● **What you need to do**: Say the number of lines containing the string "side", and say nothing else.

Excerpts from a figure dataset:
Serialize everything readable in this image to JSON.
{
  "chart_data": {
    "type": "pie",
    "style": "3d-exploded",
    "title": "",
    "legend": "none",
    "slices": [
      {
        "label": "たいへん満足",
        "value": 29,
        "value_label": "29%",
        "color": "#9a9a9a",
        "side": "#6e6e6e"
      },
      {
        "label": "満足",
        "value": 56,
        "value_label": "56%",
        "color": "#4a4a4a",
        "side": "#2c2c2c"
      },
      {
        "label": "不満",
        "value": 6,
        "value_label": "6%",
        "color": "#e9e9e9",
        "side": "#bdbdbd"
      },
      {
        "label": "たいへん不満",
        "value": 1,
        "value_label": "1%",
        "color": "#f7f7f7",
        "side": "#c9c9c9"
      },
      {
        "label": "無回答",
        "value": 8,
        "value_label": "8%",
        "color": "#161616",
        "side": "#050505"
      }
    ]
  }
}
---
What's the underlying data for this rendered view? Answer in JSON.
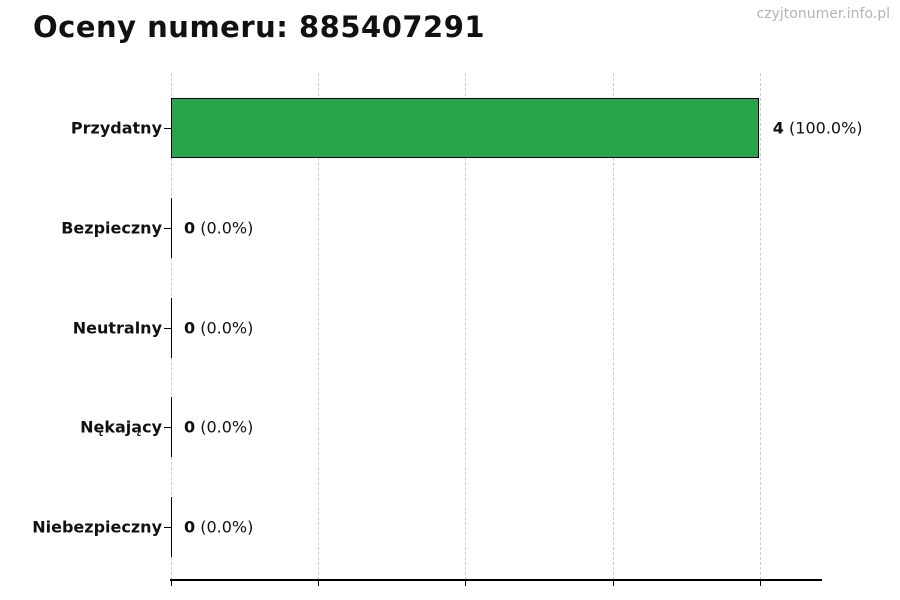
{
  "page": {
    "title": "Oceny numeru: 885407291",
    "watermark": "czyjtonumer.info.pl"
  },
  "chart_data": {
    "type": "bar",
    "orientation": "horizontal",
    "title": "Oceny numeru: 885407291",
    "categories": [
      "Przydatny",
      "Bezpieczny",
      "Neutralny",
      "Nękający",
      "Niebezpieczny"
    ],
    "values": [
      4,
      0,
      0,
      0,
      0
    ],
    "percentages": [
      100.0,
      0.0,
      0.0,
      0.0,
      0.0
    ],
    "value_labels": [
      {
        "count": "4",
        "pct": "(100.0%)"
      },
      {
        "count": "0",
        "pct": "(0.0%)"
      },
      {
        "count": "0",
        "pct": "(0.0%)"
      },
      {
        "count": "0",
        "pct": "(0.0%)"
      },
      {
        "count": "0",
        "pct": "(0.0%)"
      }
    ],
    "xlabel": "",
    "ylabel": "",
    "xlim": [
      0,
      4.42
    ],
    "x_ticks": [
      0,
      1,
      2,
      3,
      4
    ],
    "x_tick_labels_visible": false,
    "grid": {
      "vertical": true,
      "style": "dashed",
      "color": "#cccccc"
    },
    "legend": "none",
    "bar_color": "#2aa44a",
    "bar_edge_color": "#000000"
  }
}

● **Written reply**: 5